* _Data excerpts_
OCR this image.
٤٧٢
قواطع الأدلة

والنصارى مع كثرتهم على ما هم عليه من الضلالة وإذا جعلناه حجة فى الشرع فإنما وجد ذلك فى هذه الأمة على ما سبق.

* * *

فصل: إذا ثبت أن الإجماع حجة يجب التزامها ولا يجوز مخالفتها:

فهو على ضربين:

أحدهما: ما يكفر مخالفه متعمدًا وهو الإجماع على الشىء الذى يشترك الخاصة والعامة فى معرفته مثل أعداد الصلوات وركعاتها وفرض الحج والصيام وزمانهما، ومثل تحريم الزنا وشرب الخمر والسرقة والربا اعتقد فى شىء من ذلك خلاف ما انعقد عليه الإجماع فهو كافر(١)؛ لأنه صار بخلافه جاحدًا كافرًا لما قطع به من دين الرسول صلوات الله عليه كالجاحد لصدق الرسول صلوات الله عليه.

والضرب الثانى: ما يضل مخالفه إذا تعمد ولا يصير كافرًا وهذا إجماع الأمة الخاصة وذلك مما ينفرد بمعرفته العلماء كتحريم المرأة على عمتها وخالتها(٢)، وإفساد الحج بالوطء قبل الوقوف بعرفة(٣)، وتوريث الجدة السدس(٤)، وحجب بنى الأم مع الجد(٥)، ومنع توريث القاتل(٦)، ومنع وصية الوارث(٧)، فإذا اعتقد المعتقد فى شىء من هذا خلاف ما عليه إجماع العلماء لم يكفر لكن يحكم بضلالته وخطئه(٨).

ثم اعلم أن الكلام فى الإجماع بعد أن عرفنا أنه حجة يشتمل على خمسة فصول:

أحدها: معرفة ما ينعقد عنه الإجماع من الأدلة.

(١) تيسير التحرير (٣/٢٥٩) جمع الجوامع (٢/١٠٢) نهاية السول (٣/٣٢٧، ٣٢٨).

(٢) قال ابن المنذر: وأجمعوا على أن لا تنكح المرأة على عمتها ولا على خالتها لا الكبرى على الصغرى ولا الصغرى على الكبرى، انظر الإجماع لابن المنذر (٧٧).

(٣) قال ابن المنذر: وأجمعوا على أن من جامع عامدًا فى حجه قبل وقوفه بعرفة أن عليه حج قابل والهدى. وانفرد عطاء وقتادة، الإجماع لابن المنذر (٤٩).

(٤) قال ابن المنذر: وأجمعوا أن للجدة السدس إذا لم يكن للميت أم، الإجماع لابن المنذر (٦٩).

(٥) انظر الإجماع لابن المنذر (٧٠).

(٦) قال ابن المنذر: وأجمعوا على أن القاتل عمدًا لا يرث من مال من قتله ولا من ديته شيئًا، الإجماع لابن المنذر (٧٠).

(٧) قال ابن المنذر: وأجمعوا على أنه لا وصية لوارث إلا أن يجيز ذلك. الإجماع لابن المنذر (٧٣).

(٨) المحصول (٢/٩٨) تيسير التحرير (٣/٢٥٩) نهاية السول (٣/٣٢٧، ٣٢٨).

* _THE REQUEST_
The data above must be returned in full, exactly as written.

* _TASK RESULT_
OCR this image.
٤٧٢
قواطع الأدلة

والنصارى مع كثرتهم على ما هم عليه من الضلالة وإذا جعلناه حجة فى الشرع فإنما وجد ذلك فى هذه الأمة على ما سبق.

* * *

فصل: إذا ثبت أن الإجماع حجة يجب التزامها ولا يجوز مخالفتها:

فهو على ضربين:

أحدهما: ما يكفر مخالفه متعمدًا وهو الإجماع على الشىء الذى يشترك الخاصة والعامة فى معرفته مثل أعداد الصلوات وركعاتها وفرض الحج والصيام وزمانهما، ومثل تحريم الزنا وشرب الخمر والسرقة والربا اعتقد فى شىء من ذلك خلاف ما انعقد عليه الإجماع فهو كافر(١)؛ لأنه صار بخلافه جاحدًا كافرًا لما قطع به من دين الرسول صلوات الله عليه كالجاحد لصدق الرسول صلوات الله عليه.

والضرب الثانى: ما يضل مخالفه إذا تعمد ولا يصير كافرًا وهذا إجماع الأمة الخاصة وذلك مما ينفرد بمعرفته العلماء كتحريم المرأة على عمتها وخالتها(٢)، وإفساد الحج بالوطء قبل الوقوف بعرفة(٣)، وتوريث الجدة السدس(٤)، وحجب بنى الأم مع الجد(٥)، ومنع توريث القاتل(٦)، ومنع وصية الوارث(٧)، فإذا اعتقد المعتقد فى شىء من هذا خلاف ما عليه إجماع العلماء لم يكفر لكن يحكم بضلالته وخطئه(٨).

ثم اعلم أن الكلام فى الإجماع بعد أن عرفنا أنه حجة يشتمل على خمسة فصول:

أحدها: معرفة ما ينعقد عنه الإجماع من الأدلة.

(١) تيسير التحرير (٣/٢٥٩) جمع الجوامع (٢/١٠٢) نهاية السول (٣/٣٢٧، ٣٢٨).

(٢) قال ابن المنذر: وأجمعوا على أن لا تنكح المرأة على عمتها ولا على خالتها لا الكبرى على الصغرى ولا الصغرى على الكبرى، انظر الإجماع لابن المنذر (٧٧).

(٣) قال ابن المنذر: وأجمعوا على أن من جامع عامدًا فى حجه قبل وقوفه بعرفة أن عليه حج قابل والهدى. وانفرد عطاء وقتادة، الإجماع لابن المنذر (٤٩).

(٤) قال ابن المنذر: وأجمعوا أن للجدة السدس إذا لم يكن للميت أم، الإجماع لابن المنذر (٦٩).

(٥) انظر الإجماع لابن المنذر (٧٠).

(٦) قال ابن المنذر: وأجمعوا على أن القاتل عمدًا لا يرث من مال من قتله ولا من ديته شيئًا، الإجماع لابن المنذر (٧٠).

(٧) قال ابن المنذر: وأجمعوا على أنه لا وصية لوارث إلا أن يجيز ذلك. الإجماع لابن المنذر (٧٣).

(٨) المحصول (٢/٩٨) تيسير التحرير (٣/٢٥٩) نهاية السول (٣/٣٢٧، ٣٢٨).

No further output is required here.